## [BRIEF]
Scan the data below for the string "USDCHF". Copy every line where it appears.

(Stored items)
==============================
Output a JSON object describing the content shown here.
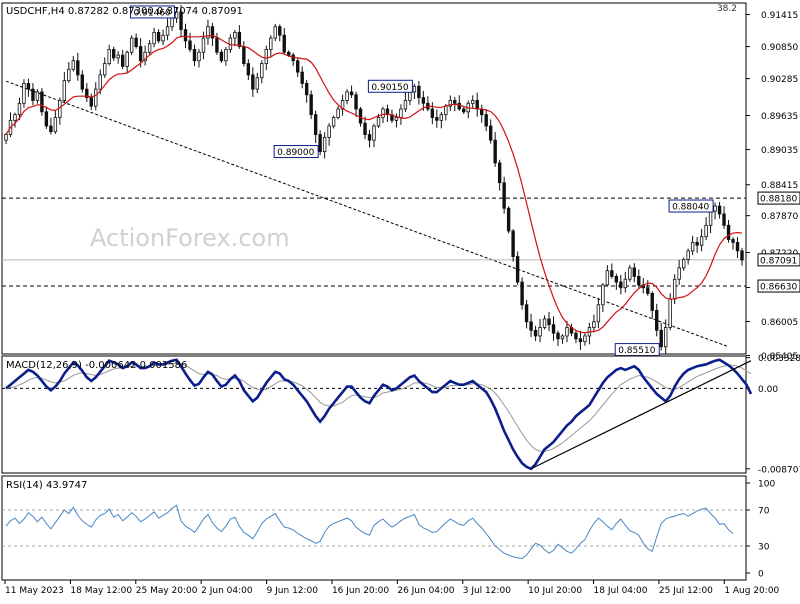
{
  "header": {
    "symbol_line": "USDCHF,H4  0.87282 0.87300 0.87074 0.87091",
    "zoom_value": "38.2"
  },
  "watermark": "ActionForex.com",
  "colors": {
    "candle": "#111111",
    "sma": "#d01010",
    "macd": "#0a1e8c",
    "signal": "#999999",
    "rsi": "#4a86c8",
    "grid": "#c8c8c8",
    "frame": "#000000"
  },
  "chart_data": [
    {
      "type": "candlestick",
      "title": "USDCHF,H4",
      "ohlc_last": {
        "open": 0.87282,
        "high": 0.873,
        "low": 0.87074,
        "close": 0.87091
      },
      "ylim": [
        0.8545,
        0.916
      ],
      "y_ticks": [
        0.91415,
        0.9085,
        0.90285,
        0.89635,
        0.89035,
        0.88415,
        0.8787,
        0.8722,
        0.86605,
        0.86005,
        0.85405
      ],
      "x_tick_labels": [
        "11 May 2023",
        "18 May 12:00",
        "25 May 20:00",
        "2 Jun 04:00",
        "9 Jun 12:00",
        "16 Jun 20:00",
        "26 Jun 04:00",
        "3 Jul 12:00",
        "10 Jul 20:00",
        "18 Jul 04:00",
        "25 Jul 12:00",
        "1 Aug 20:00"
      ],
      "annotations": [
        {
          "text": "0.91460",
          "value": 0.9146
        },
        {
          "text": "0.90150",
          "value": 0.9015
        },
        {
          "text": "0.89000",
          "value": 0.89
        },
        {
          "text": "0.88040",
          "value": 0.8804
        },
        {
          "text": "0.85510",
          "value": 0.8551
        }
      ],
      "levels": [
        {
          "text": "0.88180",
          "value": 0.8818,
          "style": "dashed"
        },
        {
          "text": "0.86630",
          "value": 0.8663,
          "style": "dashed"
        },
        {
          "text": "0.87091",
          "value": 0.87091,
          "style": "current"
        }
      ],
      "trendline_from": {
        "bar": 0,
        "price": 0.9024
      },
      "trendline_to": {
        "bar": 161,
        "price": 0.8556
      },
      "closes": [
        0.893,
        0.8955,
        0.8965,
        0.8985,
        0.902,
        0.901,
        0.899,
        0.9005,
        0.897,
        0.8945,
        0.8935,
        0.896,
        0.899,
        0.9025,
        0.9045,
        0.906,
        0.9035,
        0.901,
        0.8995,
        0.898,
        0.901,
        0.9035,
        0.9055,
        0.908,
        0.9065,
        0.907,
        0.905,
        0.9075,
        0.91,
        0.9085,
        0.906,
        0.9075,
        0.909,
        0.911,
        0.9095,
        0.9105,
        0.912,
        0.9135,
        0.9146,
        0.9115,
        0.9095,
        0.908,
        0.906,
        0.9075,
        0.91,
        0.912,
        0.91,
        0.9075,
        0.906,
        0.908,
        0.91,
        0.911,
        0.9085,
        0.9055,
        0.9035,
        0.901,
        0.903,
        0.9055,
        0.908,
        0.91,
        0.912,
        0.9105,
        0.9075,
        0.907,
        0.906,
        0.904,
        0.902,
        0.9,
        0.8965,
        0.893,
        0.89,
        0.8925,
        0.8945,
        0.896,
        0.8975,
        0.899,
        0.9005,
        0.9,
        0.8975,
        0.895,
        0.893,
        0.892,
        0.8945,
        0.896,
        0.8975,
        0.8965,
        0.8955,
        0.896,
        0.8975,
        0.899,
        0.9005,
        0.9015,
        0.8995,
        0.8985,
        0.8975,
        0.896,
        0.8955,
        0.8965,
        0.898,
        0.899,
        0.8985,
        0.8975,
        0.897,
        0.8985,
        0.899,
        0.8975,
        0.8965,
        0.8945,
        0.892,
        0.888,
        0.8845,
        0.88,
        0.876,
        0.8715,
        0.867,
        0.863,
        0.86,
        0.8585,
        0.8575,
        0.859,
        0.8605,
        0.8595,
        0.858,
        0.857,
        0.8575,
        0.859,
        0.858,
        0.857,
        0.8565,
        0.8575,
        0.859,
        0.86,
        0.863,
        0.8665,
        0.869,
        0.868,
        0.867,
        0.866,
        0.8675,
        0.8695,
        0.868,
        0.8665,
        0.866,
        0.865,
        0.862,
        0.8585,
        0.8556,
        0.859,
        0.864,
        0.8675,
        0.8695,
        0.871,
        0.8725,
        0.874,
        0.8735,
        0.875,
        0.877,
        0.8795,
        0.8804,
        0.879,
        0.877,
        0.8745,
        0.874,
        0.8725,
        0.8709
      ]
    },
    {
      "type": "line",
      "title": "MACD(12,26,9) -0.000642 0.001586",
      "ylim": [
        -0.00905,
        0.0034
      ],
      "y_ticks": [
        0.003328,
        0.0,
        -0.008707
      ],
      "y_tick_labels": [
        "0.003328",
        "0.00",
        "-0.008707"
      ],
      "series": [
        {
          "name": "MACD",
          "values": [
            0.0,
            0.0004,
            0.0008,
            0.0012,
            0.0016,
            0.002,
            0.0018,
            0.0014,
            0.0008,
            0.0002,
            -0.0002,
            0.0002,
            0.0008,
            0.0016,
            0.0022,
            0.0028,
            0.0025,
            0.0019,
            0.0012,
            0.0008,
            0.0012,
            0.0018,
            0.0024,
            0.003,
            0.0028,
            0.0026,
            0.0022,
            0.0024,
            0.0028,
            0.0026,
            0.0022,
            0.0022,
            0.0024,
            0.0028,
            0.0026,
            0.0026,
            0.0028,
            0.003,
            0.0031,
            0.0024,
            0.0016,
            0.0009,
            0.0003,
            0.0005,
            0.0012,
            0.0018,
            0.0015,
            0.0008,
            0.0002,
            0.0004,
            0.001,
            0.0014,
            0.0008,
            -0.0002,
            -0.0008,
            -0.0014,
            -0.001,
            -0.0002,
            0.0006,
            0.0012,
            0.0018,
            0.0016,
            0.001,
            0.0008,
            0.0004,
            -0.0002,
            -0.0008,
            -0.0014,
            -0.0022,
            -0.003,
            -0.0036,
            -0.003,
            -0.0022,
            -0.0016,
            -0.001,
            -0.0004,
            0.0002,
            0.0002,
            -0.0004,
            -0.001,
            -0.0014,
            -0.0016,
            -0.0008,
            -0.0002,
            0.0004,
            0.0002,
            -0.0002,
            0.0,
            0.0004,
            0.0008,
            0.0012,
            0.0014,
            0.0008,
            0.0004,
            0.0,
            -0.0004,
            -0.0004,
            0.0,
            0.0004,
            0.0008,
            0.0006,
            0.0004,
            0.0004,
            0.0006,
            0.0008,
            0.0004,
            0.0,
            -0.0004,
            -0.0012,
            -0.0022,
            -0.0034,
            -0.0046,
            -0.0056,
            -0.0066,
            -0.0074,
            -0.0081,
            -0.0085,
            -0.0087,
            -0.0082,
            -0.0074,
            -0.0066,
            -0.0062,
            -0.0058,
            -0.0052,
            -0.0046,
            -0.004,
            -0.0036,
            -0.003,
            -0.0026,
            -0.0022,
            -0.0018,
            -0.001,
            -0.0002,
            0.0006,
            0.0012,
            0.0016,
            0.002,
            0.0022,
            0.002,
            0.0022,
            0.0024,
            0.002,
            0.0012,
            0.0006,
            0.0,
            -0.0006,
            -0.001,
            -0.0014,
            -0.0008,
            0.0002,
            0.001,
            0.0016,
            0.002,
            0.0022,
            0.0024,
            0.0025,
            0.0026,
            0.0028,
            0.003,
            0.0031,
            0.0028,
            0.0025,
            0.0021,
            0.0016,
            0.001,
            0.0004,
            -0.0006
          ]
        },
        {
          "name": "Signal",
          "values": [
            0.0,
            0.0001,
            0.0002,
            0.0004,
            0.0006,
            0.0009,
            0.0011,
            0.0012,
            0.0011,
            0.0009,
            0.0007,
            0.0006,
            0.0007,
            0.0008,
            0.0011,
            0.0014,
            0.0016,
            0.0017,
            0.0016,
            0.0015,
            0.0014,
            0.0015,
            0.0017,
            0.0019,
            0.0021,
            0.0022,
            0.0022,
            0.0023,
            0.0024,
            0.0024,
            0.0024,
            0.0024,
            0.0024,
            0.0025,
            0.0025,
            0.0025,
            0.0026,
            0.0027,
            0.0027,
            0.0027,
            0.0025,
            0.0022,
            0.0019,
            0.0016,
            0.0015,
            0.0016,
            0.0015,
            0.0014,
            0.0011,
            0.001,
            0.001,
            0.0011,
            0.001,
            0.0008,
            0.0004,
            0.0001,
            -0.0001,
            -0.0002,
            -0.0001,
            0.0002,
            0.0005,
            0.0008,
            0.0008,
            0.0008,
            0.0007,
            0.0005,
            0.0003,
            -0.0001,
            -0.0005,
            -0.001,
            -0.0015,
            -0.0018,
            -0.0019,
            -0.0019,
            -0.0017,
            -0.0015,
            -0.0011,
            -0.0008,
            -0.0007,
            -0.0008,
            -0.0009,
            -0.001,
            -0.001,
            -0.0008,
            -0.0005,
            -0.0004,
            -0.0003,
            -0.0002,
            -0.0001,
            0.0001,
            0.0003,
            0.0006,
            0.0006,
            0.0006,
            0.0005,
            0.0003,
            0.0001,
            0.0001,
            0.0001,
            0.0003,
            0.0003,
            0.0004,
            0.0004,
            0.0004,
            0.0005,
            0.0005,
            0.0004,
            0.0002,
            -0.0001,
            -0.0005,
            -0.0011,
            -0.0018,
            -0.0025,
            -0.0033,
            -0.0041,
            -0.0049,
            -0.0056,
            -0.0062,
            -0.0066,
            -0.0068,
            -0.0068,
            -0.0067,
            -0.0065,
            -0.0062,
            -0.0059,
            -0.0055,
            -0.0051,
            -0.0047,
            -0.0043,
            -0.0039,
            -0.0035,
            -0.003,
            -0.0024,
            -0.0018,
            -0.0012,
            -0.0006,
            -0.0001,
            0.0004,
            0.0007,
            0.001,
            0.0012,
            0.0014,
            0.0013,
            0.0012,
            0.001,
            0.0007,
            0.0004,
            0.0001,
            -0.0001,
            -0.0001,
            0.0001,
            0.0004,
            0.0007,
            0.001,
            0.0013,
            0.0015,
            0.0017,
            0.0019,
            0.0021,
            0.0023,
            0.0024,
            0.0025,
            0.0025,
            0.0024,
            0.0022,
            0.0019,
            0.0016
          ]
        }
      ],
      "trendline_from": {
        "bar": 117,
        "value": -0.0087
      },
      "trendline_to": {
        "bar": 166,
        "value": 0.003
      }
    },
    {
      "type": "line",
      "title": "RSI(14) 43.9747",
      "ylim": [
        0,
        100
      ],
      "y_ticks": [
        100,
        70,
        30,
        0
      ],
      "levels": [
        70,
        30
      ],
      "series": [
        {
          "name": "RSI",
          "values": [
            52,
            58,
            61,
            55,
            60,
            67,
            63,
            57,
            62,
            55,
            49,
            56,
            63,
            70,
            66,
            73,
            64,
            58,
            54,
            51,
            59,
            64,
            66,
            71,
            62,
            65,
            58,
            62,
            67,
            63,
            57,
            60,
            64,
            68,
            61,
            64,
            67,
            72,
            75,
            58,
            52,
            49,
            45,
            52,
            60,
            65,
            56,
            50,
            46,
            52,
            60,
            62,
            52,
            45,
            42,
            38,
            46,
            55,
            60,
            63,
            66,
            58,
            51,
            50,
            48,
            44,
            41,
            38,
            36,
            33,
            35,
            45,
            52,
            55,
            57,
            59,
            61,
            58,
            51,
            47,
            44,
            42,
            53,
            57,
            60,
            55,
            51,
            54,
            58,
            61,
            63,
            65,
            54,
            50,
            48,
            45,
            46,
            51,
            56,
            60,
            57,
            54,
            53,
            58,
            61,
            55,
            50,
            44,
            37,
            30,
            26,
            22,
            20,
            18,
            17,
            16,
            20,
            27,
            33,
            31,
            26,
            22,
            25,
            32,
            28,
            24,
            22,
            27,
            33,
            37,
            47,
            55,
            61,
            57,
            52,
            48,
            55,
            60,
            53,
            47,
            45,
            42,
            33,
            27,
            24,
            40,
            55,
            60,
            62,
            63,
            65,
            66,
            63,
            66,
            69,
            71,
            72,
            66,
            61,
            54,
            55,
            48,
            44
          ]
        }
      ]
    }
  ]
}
==============================
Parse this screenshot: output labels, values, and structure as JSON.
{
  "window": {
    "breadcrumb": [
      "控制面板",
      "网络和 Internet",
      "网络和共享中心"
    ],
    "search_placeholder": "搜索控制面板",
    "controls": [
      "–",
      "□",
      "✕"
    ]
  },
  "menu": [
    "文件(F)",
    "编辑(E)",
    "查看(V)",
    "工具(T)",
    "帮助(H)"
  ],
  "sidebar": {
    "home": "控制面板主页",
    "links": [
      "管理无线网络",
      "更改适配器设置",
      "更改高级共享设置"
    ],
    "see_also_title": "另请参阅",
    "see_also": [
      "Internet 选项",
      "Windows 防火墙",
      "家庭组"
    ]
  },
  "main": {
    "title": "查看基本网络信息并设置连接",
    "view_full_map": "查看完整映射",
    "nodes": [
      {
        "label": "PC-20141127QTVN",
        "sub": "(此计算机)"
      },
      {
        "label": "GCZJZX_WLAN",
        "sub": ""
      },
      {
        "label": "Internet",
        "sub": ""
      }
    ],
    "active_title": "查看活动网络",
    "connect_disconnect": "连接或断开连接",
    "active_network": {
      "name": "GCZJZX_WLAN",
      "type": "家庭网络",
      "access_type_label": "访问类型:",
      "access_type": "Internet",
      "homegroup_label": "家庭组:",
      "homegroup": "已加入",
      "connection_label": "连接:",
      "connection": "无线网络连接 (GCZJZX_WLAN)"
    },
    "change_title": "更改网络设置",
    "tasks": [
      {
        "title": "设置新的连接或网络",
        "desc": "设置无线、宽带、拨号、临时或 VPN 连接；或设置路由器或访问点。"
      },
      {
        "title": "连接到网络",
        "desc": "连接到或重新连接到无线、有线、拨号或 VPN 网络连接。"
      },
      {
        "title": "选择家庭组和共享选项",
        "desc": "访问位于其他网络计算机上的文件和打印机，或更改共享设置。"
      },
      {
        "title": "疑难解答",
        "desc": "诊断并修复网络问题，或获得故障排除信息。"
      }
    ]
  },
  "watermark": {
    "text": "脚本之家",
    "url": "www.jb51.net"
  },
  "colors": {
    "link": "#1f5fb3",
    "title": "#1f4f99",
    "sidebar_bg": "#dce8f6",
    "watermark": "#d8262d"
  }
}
==============================
## [WRITTEN ANSWER]
    "symbol_line": "USDCHF,H4  0.87282 0.87300 0.87074 0.87091",
      "title": "USDCHF,H4",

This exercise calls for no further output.